Given request → Return a copy of each line that holds the string "nghiệp".

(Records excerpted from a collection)
********

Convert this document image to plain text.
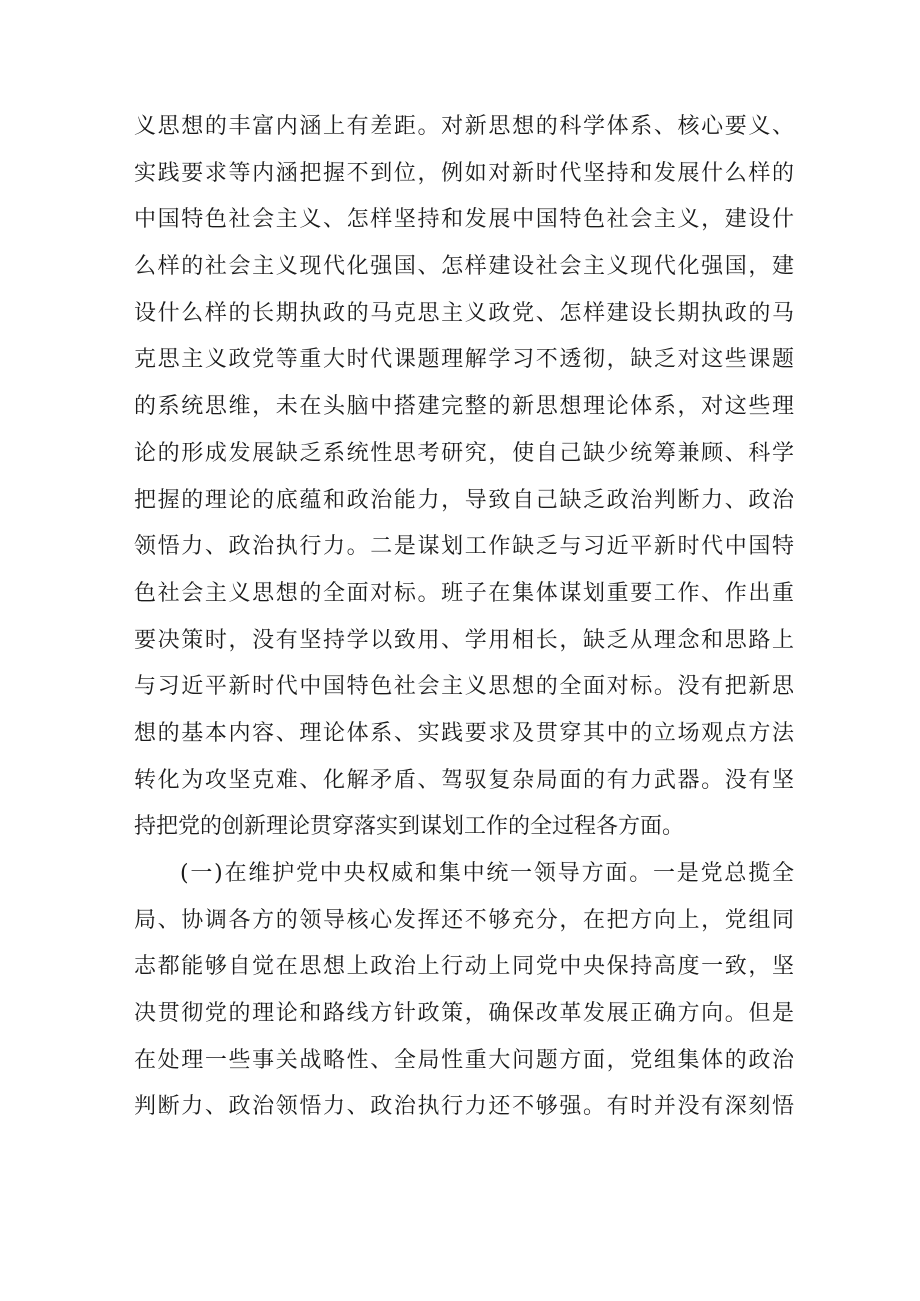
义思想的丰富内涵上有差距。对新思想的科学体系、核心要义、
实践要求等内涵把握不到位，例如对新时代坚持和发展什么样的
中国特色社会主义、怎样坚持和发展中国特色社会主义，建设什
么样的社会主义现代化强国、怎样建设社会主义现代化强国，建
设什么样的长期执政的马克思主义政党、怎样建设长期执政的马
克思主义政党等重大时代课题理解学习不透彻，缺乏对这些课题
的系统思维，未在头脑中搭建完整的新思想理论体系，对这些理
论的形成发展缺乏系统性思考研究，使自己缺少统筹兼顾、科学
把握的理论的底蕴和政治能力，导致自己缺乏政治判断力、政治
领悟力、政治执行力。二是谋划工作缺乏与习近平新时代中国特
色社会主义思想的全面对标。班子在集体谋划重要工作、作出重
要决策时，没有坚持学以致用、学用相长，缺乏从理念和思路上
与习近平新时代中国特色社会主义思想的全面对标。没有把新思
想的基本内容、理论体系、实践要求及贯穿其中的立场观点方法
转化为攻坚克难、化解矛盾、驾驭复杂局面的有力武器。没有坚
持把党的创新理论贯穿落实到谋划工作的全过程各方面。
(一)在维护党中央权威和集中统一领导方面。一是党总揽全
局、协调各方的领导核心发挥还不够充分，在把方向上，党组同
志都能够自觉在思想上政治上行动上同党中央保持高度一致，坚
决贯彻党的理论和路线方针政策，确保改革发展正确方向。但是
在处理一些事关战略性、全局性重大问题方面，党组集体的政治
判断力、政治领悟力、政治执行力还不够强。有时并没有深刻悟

********

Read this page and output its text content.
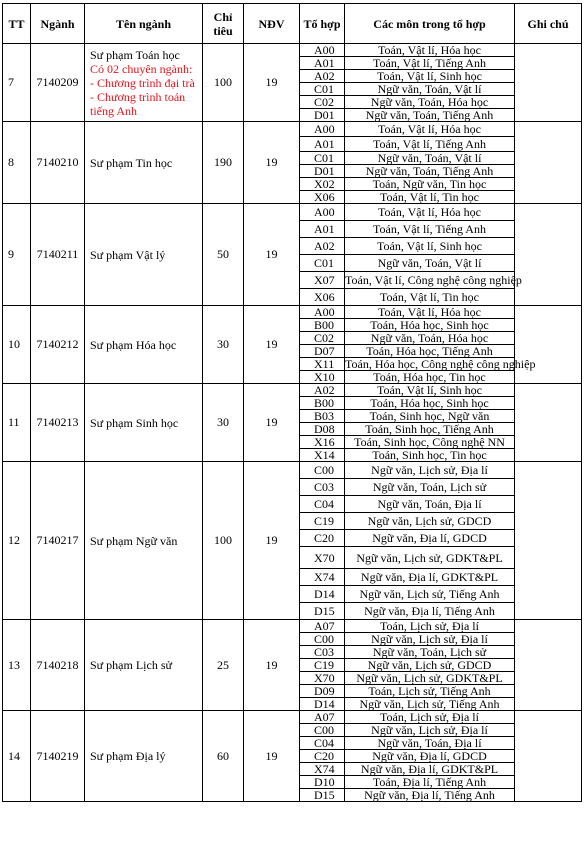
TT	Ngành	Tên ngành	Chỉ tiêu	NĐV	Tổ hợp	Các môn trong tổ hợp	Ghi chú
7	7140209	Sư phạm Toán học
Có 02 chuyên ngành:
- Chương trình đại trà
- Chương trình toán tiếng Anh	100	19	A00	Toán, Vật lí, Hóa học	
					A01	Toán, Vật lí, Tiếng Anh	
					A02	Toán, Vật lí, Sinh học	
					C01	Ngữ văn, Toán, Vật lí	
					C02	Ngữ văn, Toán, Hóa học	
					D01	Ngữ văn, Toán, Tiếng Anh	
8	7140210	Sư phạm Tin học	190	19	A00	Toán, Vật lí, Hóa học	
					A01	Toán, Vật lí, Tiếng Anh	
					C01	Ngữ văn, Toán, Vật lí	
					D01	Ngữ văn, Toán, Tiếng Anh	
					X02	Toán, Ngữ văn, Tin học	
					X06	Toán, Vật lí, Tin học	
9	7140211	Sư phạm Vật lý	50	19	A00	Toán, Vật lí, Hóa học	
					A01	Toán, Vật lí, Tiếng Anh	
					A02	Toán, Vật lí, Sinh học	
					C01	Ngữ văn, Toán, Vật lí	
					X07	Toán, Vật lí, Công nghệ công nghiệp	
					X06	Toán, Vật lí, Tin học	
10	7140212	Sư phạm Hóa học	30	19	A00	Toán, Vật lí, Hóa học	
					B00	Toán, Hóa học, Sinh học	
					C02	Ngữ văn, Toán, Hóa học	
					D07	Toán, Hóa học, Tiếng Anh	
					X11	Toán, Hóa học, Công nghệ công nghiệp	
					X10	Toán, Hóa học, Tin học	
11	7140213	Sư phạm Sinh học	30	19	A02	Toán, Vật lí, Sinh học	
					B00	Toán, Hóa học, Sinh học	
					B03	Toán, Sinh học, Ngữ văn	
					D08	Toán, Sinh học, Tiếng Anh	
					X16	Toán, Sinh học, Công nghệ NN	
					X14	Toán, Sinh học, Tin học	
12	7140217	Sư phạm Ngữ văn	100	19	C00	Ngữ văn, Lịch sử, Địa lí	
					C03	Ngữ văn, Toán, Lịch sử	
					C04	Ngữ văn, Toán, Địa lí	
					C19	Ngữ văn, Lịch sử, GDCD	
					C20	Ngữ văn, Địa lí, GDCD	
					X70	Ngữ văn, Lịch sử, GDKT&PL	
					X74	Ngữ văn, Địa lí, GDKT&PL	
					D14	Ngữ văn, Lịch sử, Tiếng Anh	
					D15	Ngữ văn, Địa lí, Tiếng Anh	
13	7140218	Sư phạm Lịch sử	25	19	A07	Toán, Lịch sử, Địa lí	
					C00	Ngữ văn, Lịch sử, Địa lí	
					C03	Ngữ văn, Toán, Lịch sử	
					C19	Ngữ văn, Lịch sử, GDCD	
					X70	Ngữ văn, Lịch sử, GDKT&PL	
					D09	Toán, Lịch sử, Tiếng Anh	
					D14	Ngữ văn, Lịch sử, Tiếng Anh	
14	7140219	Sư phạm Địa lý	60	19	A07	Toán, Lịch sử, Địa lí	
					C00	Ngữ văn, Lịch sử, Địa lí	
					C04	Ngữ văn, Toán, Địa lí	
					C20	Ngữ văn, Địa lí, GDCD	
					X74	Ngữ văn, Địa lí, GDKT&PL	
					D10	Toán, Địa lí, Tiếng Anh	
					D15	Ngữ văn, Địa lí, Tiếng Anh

********

Reply →
					X07	Toán, Vật lí, Công nghệ công nghiệp	
					X11	Toán, Hóa học, Công nghệ công nghiệp	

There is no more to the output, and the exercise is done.